What to produce »
Output every line of the entries below as a JSON list of strings, one string per line, and omit blank lines. Leave the pictures out of the answer.

Provided data »
■ ■ ■
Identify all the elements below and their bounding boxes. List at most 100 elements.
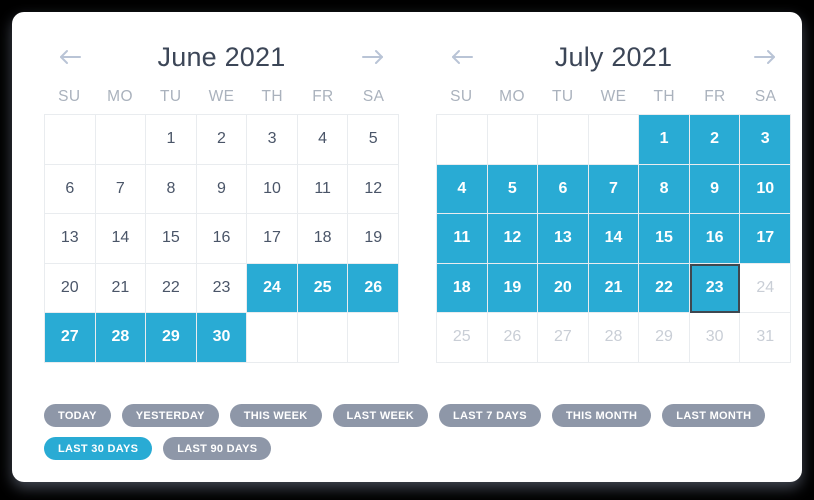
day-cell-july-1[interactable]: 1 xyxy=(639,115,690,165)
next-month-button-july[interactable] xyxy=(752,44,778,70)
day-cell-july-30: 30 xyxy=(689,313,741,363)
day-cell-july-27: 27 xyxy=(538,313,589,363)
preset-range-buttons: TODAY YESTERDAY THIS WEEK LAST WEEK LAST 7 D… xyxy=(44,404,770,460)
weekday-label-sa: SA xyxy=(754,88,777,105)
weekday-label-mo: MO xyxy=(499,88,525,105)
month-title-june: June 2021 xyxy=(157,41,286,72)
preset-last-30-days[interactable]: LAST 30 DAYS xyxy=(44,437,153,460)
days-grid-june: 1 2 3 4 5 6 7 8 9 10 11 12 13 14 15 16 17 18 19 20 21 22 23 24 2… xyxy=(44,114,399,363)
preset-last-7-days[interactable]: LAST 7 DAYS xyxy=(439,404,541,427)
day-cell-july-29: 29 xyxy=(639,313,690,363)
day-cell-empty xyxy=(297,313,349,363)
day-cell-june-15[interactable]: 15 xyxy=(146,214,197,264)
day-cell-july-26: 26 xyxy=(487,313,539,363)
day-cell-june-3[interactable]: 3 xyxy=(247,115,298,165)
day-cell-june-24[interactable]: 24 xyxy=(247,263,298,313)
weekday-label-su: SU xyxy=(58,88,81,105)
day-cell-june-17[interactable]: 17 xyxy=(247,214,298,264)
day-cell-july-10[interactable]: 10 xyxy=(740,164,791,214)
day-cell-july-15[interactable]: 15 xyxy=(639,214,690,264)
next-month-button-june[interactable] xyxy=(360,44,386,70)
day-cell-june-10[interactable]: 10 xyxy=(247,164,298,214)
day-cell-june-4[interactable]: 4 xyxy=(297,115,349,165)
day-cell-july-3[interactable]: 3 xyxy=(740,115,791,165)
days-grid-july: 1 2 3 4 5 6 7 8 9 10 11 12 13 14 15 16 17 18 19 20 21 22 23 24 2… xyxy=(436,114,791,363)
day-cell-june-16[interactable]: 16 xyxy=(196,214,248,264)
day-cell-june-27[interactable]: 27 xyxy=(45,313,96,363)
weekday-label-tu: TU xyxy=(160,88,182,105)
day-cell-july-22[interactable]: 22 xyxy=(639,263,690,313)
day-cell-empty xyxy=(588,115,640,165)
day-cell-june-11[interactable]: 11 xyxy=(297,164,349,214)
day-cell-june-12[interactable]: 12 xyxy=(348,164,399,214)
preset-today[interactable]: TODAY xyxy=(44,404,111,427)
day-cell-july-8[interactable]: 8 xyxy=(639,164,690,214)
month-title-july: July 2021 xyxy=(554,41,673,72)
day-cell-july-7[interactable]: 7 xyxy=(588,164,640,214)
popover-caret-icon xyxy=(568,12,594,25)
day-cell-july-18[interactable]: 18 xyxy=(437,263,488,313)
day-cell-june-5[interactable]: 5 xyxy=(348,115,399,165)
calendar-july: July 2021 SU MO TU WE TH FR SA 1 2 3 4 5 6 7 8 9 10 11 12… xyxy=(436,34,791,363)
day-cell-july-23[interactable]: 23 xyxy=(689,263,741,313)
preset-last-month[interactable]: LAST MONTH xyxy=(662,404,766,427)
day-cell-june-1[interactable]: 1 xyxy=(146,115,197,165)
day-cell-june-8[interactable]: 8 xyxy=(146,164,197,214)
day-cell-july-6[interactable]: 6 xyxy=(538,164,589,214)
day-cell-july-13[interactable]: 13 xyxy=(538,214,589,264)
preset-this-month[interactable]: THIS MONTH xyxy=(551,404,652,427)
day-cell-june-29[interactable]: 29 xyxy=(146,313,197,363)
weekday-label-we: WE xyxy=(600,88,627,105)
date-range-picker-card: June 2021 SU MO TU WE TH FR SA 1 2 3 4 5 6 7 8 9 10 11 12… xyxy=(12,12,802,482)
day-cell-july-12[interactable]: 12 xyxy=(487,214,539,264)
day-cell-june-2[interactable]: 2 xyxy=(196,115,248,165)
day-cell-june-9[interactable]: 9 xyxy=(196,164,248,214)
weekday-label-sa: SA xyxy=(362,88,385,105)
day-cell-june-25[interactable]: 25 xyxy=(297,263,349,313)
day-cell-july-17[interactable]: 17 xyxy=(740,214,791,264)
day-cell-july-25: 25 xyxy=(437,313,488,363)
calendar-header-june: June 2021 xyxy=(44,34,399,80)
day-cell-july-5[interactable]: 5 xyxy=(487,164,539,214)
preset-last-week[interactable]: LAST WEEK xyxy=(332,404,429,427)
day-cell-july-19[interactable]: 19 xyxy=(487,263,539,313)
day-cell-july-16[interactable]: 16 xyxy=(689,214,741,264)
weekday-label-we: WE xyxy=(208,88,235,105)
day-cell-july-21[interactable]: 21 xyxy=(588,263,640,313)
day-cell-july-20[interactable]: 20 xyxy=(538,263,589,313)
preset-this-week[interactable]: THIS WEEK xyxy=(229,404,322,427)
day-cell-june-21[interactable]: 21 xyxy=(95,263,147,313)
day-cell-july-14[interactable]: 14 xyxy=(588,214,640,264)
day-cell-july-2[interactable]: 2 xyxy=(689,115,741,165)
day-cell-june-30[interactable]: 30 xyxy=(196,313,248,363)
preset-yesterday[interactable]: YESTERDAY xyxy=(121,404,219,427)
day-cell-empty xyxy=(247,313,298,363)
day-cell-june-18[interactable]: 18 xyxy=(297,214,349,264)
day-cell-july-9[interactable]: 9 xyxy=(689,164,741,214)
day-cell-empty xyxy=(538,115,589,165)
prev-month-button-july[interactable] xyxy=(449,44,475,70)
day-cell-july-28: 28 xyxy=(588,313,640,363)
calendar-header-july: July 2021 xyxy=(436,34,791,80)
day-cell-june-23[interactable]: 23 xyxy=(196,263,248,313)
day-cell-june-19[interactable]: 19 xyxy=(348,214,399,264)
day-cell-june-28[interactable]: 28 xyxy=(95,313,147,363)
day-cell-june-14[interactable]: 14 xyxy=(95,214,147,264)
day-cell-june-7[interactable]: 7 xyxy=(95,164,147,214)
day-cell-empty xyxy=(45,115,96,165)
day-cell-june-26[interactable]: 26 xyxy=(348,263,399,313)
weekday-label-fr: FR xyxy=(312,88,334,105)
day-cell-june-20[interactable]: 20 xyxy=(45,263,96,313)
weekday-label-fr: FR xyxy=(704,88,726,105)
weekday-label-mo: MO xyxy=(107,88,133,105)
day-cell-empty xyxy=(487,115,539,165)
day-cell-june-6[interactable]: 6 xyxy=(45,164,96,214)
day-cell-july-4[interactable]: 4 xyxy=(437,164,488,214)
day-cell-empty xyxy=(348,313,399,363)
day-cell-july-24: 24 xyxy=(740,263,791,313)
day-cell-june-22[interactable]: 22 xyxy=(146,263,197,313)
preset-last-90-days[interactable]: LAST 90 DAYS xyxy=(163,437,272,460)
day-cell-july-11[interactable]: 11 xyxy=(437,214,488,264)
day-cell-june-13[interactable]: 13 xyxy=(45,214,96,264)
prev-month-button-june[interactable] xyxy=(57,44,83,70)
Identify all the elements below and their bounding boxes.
■ ■ ■
Response »
[
  "Identify all the elements below and their bounding boxes. List at most 100 elements.",
  "day-cell-july-1[interactable]: 1 xyxy=(639,115,690,165)",
  "next-month-button-july[interactable] xyxy=(752,44,778,70)",
  "day-cell-july-30: 30 xyxy=(689,313,741,363)",
  "day-cell-july-27: 27 xyxy=(538,313,589,363)",
  "preset-range-buttons: TODAY YESTERDAY THIS WEEK LAST WEEK LAST 7 D… xyxy=(44,404,770,460)",
  "weekday-label-sa: SA xyxy=(754,88,777,105)",
  "weekday-label-mo: MO xyxy=(499,88,525,105)",
  "month-title-june: June 2021 xyxy=(157,41,286,72)",
  "preset-last-30-days[interactable]: LAST 30 DAYS xyxy=(44,437,153,460)",
  "days-grid-june: 1 2 3 4 5 6 7 8 9 10 11 12 13 14 15 16 17 18 19 20 21 22 23 24 2… xyxy=(44,114,399,363)",
  "preset-last-7-days[interactable]: LAST 7 DAYS xyxy=(439,404,541,427)",
  "day-cell-july-29: 29 xyxy=(639,313,690,363)",
  "day-cell-empty xyxy=(297,313,349,363)",
  "day-cell-june-15[interactable]: 15 xyxy=(146,214,197,264)",
  "day-cell-july-26: 26 xyxy=(487,313,539,363)",
  "day-cell-june-3[interactable]: 3 xyxy=(247,115,298,165)",
  "day-cell-june-24[interactable]: 24 xyxy=(247,263,298,313)",
  "weekday-label-su: SU xyxy=(58,88,81,105)",
  "day-cell-june-17[interactable]: 17 xyxy=(247,214,298,264)",
  "day-cell-july-10[interactable]: 10 xyxy=(740,164,791,214)",
  "day-cell-july-15[interactable]: 15 xyxy=(639,214,690,264)",
  "next-month-button-june[interactable] xyxy=(360,44,386,70)",
  "day-cell-june-10[interactable]: 10 xyxy=(247,164,298,214)",
  "day-cell-june-4[interactable]: 4 xyxy=(297,115,349,165)",
  "day-cell-july-3[interactable]: 3 xyxy=(740,115,791,165)",
  "days-grid-july: 1 2 3 4 5 6 7 8 9 10 11 12 13 14 15 16 17 18 19 20 21 22 23 24 2… xyxy=(436,114,791,363)",
  "day-cell-june-16[interactable]: 16 xyxy=(196,214,248,264)",
  "day-cell-june-27[interactable]: 27 xyxy=(45,313,96,363)",
  "weekday-label-tu: TU xyxy=(160,88,182,105)",
  "day-cell-july-22[interactable]: 22 xyxy=(639,263,690,313)",
  "day-cell-empty xyxy=(588,115,640,165)",
  "day-cell-june-11[interactable]: 11 xyxy=(297,164,349,214)",
  "day-cell-june-12[interactable]: 12 xyxy=(348,164,399,214)",
  "preset-today[interactable]: TODAY xyxy=(44,404,111,427)",
  "day-cell-july-8[interactable]: 8 xyxy=(639,164,690,214)",
  "month-title-july: July 2021 xyxy=(554,41,673,72)",
  "day-cell-july-7[interactable]: 7 xyxy=(588,164,640,214)",
  "popover-caret-icon xyxy=(568,12,594,25)",
  "day-cell-july-18[interactable]: 18 xyxy=(437,263,488,313)",
  "day-cell-june-5[interactable]: 5 xyxy=(348,115,399,165)",
  "calendar-july: July 2021 SU MO TU WE TH FR SA 1 2 3 4 5 6 7 8 9 10 11 12… xyxy=(436,34,791,363)",
  "day-cell-july-23[interactable]: 23 xyxy=(689,263,741,313)",
  "preset-last-month[interactable]: LAST MONTH xyxy=(662,404,766,427)",
  "day-cell-june-1[interactable]: 1 xyxy=(146,115,197,165)",
  "day-cell-june-8[interactable]: 8 xyxy=(146,164,197,214)",
  "day-cell-july-6[interactable]: 6 xyxy=(538,164,589,214)",
  "day-cell-july-13[interactable]: 13 xyxy=(538,214,589,264)",
  "preset-this-month[interactable]: THIS MONTH xyxy=(551,404,652,427)",
  "day-cell-june-29[interactable]: 29 xyxy=(146,313,197,363)",
  "weekday-label-we: WE xyxy=(600,88,627,105)",
  "date-range-picker-card: June 2021 SU MO TU WE TH FR SA 1 2 3 4 5 6 7 8 9 10 11 12… xyxy=(12,12,802,482)",
  "day-cell-july-12[interactable]: 12 xyxy=(487,214,539,264)",
  "day-cell-june-2[interactable]: 2 xyxy=(196,115,248,165)",
  "day-cell-june-9[interactable]: 9 xyxy=(196,164,248,214)",
  "weekday-label-sa: SA xyxy=(362,88,385,105)",
  "day-cell-june-25[interactable]: 25 xyxy=(297,263,349,313)",
  "day-cell-july-17[interactable]: 17 xyxy=(740,214,791,264)",
  "day-cell-july-25: 25 xyxy=(437,313,488,363)",
  "calendar-header-june: June 2021 xyxy=(44,34,399,80)",
  "day-cell-july-5[interactable]: 5 xyxy=(487,164,539,214)",
  "preset-last-week[interactable]: LAST WEEK xyxy=(332,404,429,427)",
  "day-cell-july-19[interactable]: 19 xyxy=(487,263,539,313)",
  "day-cell-july-16[interactable]: 16 xyxy=(689,214,741,264)",
  "weekday-label-we: WE xyxy=(208,88,235,105)",
  "day-cell-july-21[interactable]: 21 xyxy=(588,263,640,313)",
  "day-cell-july-20[interactable]: 20 xyxy=(538,263,589,313)",
  "preset-this-week[interactable]: THIS WEEK xyxy=(229,404,322,427)",
  "day-cell-june-21[interactable]: 21 xyxy=(95,263,147,313)",
  "day-cell-july-14[interactable]: 14 xyxy=(588,214,640,264)",
  "day-cell-july-2[interactable]: 2 xyxy=(689,115,741,165)",
  "day-cell-june-30[interactable]: 30 xyxy=(196,313,248,363)",
  "preset-yesterday[interactable]: YESTERDAY xyxy=(121,404,219,427)",
  "day-cell-empty xyxy=(247,313,298,363)",
  "day-cell-june-18[interactable]: 18 xyxy=(297,214,349,264)",
  "day-cell-july-9[interactable]: 9 xyxy=(689,164,741,214)",
  "day-cell-empty xyxy=(538,115,589,165)",
  "prev-month-button-july[interactable] xyxy=(449,44,475,70)",
  "day-cell-july-28: 28 xyxy=(588,313,640,363)",
  "calendar-header-july: July 2021 xyxy=(436,34,791,80)",
  "day-cell-june-23[interactable]: 23 xyxy=(196,263,248,313)",
  "day-cell-june-19[interactable]: 19 xyxy=(348,214,399,264)",
  "day-cell-june-28[interactable]: 28 xyxy=(95,313,147,363)",
  "day-cell-june-14[interactable]: 14 xyxy=(95,214,147,264)",
  "day-cell-june-7[interactable]: 7 xyxy=(95,164,147,214)",
  "day-cell-empty xyxy=(45,115,96,165)",
  "day-cell-june-26[interactable]: 26 xyxy=(348,263,399,313)",
  "weekday-label-fr: FR xyxy=(312,88,334,105)",
  "day-cell-june-20[interactable]: 20 xyxy=(45,263,96,313)",
  "weekday-label-fr: FR xyxy=(704,88,726,105)",
  "weekday-label-mo: MO xyxy=(107,88,133,105)",
  "day-cell-empty xyxy=(487,115,539,165)",
  "day-cell-june-6[interactable]: 6 xyxy=(45,164,96,214)",
  "day-cell-july-4[interactable]: 4 xyxy=(437,164,488,214)",
  "day-cell-empty xyxy=(348,313,399,363)",
  "day-cell-july-24: 24 xyxy=(740,263,791,313)",
  "day-cell-june-22[interactable]: 22 xyxy=(146,263,197,313)",
  "preset-last-90-days[interactable]: LAST 90 DAYS xyxy=(163,437,272,460)",
  "day-cell-july-11[interactable]: 11 xyxy=(437,214,488,264)",
  "day-cell-june-13[interactable]: 13 xyxy=(45,214,96,264)",
  "prev-month-button-june[interactable] xyxy=(57,44,83,70)",
  "Identify all the elements below and their bounding boxes."
]